> PROBLEM TO SOLVE:
Tally up how many lines in the listing below contain the string "What", and give only the total.

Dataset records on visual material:
-- start --

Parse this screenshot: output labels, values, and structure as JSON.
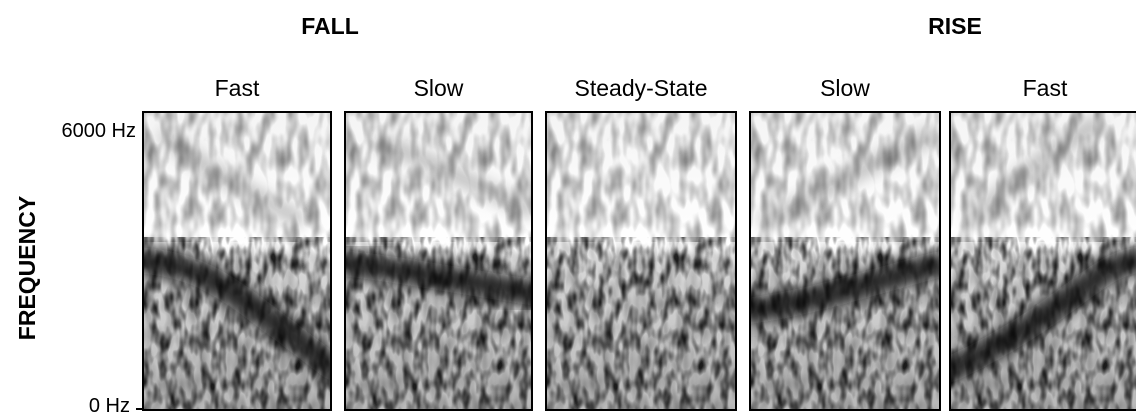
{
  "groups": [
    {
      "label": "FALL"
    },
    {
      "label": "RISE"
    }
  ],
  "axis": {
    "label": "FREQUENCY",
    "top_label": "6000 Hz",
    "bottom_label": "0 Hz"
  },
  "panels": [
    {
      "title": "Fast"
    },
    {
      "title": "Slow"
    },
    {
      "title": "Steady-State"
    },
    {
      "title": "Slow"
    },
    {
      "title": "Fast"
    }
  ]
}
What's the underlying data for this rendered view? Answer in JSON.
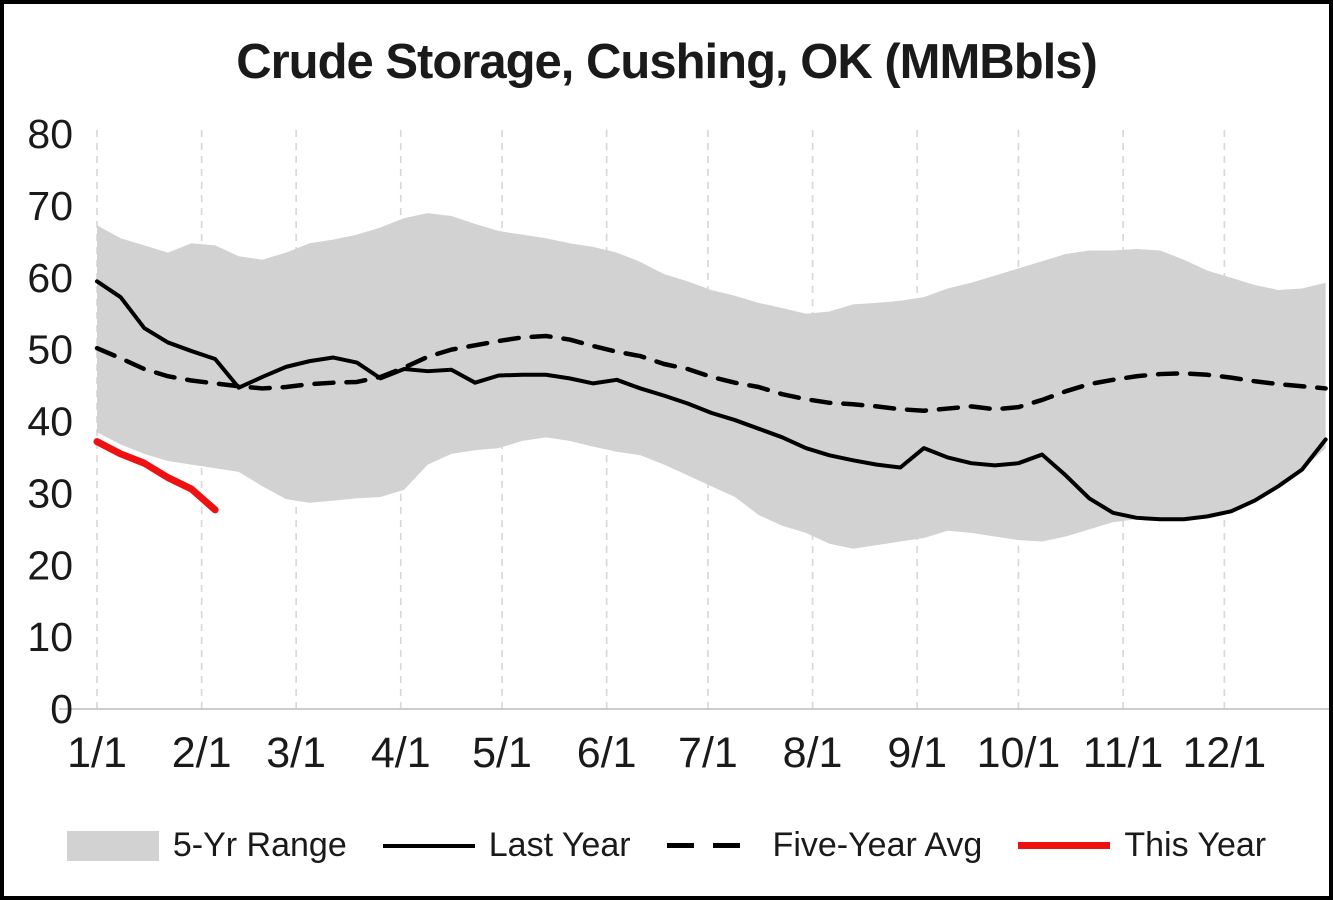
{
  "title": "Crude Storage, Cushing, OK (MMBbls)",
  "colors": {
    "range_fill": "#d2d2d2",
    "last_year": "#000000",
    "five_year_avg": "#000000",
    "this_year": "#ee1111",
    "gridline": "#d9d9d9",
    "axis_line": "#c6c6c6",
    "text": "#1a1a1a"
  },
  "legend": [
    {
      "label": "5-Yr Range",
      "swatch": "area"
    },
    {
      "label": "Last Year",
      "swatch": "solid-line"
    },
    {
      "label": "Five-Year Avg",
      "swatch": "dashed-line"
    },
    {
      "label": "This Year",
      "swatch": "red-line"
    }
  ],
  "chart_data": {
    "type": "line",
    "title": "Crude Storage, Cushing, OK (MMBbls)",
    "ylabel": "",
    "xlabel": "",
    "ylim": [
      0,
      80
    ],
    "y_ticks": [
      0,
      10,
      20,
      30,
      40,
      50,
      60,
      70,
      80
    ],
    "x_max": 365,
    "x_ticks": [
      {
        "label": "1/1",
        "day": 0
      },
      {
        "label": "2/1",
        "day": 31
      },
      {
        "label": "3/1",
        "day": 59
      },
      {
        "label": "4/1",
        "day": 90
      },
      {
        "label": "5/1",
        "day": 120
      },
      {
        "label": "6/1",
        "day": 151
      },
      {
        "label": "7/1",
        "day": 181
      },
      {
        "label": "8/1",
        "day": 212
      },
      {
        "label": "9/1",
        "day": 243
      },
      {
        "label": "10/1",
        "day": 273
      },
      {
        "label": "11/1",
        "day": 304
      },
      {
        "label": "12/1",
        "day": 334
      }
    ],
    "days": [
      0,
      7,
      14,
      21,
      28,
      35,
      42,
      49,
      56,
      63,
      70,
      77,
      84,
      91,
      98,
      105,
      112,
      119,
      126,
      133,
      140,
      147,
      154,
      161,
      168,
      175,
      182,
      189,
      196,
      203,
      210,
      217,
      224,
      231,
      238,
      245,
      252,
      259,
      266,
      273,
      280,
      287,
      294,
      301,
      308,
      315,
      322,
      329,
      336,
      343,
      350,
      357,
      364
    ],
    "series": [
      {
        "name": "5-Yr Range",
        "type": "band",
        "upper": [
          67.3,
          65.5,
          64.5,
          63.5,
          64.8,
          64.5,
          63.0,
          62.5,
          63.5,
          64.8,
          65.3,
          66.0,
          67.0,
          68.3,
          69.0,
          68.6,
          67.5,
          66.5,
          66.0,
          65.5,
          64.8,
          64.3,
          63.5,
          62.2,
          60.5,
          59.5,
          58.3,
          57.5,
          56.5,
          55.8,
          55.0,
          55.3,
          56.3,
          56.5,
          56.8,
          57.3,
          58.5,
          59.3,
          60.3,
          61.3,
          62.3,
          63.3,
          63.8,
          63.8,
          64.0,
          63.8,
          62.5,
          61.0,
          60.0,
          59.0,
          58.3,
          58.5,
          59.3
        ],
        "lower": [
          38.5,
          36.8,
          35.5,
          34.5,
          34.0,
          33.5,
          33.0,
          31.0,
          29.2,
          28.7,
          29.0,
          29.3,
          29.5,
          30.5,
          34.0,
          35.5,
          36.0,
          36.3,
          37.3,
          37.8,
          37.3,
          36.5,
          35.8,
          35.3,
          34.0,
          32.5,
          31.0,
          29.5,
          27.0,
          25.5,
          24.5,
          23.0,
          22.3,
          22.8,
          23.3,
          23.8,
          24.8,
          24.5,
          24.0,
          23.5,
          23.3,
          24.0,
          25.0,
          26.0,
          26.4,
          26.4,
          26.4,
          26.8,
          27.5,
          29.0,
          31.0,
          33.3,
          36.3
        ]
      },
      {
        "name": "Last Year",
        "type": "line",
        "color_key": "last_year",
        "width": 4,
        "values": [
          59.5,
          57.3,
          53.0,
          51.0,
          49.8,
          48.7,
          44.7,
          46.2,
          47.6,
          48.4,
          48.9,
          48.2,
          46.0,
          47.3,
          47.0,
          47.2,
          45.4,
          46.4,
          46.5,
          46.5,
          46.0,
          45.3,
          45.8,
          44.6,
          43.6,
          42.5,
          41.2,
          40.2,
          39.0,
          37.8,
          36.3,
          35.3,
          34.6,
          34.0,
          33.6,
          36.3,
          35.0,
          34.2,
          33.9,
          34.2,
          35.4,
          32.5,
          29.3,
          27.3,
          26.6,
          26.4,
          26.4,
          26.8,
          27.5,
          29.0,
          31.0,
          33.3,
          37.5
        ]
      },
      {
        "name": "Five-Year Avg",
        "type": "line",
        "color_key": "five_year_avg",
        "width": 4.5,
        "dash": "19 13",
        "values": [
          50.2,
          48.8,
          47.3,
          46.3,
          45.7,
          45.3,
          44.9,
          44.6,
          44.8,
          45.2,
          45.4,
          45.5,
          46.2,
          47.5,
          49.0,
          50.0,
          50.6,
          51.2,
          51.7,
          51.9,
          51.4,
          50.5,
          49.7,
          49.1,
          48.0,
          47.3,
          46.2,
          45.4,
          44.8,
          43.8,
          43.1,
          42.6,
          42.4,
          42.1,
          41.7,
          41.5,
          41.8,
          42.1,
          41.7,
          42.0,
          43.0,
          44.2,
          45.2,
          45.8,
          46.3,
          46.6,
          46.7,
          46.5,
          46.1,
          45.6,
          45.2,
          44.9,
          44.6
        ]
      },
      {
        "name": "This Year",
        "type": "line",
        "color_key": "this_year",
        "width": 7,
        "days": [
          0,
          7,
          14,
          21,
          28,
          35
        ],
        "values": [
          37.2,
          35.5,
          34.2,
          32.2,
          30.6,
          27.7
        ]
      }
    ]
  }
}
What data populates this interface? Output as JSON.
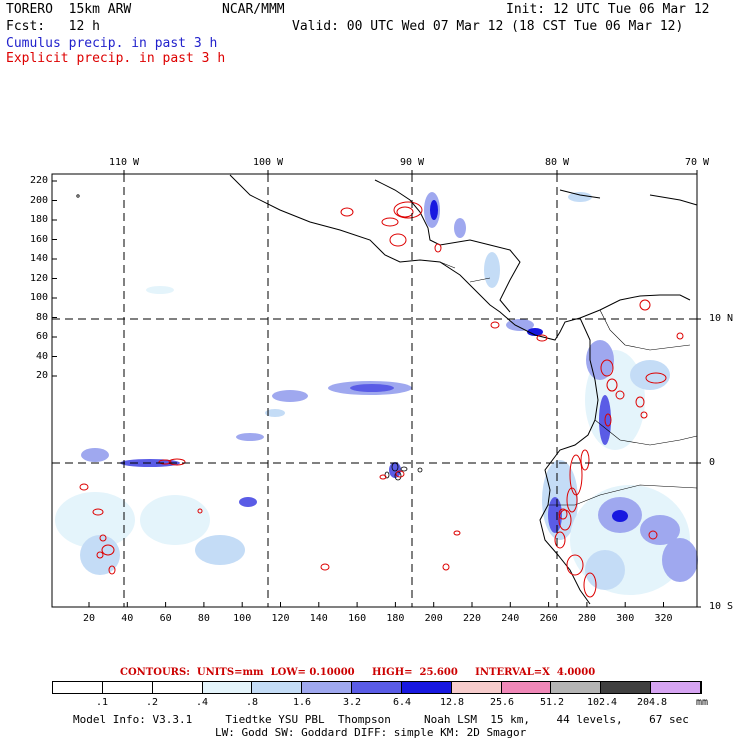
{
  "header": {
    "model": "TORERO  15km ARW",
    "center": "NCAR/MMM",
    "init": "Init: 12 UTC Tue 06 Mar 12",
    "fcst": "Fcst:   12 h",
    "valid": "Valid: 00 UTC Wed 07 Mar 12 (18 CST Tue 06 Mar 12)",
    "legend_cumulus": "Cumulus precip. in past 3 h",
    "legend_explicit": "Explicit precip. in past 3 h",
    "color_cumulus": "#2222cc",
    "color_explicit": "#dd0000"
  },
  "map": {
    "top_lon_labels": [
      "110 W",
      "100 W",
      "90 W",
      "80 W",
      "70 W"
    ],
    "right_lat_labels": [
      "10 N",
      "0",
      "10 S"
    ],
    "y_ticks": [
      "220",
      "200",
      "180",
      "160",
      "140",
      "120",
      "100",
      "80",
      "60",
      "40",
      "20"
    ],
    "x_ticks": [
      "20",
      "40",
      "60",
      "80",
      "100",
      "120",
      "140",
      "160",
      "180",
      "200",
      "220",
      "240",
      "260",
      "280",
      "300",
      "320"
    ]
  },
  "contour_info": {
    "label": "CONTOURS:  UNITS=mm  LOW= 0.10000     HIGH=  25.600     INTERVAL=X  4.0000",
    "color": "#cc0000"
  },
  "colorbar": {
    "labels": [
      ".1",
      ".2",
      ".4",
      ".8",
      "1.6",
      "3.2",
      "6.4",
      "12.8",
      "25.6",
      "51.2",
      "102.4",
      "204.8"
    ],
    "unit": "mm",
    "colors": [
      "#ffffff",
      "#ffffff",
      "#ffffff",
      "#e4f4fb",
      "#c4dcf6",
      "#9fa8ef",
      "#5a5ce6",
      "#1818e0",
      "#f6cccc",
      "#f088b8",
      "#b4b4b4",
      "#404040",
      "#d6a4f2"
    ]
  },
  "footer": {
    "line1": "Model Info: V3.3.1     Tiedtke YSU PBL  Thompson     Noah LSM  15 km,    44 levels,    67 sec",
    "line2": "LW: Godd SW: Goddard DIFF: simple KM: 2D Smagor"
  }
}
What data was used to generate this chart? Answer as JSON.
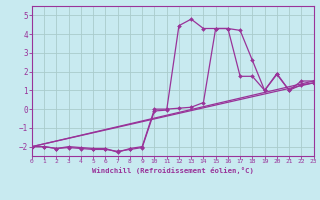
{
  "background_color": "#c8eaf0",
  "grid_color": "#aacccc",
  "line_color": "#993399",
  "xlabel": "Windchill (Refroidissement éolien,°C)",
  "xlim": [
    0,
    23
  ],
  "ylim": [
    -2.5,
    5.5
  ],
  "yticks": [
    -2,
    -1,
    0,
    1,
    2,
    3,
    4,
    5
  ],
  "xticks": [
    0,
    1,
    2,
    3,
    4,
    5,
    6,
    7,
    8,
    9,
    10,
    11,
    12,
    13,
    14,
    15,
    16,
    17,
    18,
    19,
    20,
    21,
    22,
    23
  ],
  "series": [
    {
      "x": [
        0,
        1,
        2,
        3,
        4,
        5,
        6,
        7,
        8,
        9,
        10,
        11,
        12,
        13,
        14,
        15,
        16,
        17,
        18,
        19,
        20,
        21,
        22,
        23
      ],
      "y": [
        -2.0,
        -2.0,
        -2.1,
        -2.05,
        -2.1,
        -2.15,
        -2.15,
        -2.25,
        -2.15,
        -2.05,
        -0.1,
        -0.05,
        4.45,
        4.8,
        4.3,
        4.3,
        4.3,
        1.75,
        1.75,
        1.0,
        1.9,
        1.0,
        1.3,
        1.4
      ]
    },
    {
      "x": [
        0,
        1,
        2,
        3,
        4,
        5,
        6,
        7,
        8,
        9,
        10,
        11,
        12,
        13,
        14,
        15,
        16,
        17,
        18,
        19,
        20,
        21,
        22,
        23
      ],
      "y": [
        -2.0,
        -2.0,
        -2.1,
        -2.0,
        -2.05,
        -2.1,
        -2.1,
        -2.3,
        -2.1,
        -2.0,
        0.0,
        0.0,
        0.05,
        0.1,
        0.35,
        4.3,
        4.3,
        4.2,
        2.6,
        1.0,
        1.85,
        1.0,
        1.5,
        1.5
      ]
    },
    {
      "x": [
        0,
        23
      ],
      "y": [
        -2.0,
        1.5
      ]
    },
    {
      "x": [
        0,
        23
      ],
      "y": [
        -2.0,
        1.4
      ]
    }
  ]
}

-- end --

> FINISHED TASK:
3